Records to use:
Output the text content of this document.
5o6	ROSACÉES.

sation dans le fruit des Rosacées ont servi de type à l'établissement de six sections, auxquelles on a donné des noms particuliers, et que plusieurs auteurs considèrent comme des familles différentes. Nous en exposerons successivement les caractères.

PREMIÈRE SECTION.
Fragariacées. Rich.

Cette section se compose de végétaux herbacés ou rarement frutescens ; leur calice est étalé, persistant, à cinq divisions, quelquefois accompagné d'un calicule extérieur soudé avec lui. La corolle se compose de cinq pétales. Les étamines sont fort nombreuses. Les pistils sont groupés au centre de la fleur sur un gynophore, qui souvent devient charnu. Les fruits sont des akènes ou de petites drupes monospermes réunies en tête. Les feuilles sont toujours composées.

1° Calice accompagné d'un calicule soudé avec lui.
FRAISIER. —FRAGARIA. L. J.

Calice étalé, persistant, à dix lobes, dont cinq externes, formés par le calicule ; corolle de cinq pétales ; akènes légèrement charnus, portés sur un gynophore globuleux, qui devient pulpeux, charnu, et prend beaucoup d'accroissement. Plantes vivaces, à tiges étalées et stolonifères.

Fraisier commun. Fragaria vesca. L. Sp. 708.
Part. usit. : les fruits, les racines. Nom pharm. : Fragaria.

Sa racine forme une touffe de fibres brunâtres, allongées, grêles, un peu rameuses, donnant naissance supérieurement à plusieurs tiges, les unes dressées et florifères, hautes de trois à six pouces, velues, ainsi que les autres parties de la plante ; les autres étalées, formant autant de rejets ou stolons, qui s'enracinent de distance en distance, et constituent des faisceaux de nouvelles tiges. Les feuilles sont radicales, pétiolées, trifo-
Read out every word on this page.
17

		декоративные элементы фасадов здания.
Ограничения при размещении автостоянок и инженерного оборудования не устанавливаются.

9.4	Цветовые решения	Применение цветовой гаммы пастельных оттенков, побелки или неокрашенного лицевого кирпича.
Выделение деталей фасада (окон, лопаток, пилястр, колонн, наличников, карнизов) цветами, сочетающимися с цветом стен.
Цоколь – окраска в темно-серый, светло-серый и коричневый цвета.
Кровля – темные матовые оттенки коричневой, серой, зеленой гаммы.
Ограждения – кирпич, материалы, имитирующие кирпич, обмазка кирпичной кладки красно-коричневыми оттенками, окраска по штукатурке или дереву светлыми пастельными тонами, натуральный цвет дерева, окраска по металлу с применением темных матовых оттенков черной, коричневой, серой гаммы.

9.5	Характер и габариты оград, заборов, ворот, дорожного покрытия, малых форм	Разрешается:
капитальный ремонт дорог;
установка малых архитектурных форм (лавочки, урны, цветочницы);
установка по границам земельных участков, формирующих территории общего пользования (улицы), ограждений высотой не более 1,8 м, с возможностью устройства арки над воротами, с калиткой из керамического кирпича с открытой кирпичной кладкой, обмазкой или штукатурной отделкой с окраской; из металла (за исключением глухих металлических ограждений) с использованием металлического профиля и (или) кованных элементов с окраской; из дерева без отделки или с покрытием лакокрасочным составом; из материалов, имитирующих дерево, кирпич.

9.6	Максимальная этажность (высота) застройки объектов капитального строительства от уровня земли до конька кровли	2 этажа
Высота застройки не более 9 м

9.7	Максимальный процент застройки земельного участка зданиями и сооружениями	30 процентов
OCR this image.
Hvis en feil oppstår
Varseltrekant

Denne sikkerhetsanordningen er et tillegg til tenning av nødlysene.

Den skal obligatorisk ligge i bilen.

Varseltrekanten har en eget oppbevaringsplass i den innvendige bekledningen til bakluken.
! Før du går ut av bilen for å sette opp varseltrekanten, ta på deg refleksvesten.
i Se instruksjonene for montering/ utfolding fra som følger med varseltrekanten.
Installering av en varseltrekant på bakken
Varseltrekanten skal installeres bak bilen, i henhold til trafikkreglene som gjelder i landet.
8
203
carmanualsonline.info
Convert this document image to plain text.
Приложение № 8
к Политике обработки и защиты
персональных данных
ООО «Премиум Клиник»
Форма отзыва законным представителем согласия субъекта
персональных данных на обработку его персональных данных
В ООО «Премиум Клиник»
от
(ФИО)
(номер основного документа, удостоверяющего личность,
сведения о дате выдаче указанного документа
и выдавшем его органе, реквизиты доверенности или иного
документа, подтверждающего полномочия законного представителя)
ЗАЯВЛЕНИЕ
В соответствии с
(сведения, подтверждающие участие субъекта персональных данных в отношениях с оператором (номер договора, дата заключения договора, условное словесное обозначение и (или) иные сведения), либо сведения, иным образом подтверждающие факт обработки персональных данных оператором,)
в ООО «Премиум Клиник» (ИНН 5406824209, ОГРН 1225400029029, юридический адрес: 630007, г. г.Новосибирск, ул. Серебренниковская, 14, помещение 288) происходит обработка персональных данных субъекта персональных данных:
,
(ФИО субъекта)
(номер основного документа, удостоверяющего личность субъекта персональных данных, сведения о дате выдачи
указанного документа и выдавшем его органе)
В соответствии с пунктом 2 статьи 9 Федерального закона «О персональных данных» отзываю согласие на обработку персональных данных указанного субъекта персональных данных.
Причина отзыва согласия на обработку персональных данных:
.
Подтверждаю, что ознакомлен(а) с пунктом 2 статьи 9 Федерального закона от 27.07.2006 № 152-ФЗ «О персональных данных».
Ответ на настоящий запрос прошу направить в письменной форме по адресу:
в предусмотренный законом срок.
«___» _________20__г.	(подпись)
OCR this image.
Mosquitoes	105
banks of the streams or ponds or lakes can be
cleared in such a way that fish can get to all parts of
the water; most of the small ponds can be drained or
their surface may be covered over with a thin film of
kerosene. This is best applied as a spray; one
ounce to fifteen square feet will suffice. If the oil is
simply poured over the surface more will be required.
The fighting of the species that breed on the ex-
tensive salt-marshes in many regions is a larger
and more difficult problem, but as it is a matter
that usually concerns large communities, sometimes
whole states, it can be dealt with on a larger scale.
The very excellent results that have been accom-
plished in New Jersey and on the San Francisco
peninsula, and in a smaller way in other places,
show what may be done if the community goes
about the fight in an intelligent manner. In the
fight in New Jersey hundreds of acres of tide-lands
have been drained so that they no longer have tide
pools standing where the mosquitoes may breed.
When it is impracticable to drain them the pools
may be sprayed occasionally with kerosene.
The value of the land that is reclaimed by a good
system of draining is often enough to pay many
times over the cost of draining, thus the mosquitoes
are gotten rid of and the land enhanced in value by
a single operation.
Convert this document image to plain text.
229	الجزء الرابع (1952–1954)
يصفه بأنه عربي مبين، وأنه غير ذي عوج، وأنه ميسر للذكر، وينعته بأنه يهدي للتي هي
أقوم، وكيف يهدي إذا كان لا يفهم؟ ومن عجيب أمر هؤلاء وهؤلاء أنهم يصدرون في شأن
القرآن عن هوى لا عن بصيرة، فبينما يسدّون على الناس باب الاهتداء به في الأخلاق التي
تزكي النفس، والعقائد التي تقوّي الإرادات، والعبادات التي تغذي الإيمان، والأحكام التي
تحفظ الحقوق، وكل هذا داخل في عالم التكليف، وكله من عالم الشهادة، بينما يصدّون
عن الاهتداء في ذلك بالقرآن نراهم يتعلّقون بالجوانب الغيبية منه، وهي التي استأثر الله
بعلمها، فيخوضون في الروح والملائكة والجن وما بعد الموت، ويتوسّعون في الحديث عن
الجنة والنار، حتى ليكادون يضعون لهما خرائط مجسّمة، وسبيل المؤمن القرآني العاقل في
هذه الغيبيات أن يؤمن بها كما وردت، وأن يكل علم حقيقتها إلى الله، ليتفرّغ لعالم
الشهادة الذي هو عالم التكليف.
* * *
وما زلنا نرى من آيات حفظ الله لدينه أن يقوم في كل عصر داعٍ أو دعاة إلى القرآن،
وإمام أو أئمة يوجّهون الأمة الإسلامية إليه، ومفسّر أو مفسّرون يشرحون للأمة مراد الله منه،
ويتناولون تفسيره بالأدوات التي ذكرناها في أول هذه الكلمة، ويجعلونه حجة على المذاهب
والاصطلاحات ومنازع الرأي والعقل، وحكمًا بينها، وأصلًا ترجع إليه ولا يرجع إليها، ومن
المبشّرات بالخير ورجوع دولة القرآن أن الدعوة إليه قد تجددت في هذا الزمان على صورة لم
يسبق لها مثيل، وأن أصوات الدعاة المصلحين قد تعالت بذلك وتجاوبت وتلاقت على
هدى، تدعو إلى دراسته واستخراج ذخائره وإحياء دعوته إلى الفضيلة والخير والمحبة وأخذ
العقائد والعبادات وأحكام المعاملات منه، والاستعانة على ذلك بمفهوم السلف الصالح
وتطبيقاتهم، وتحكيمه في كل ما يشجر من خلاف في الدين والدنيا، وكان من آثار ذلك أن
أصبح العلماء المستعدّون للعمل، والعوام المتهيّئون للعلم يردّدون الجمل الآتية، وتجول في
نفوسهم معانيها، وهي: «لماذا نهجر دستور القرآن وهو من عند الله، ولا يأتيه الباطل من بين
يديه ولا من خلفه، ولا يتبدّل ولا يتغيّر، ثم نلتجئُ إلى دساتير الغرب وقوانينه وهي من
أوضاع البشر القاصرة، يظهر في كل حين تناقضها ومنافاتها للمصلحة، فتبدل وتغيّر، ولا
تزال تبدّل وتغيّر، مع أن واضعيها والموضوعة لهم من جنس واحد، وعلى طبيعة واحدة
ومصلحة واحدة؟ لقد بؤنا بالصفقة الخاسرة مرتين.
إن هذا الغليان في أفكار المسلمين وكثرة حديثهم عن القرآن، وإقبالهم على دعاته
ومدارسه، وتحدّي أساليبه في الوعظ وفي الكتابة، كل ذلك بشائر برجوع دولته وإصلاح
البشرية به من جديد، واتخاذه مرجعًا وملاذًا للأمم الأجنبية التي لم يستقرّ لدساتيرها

What you need to do: From the listing above, copy out each line where the word "органе" appears.

Problem solution:
и выдавшем его органе, реквизиты доверенности или иного
указанного документа и выдавшем его органе)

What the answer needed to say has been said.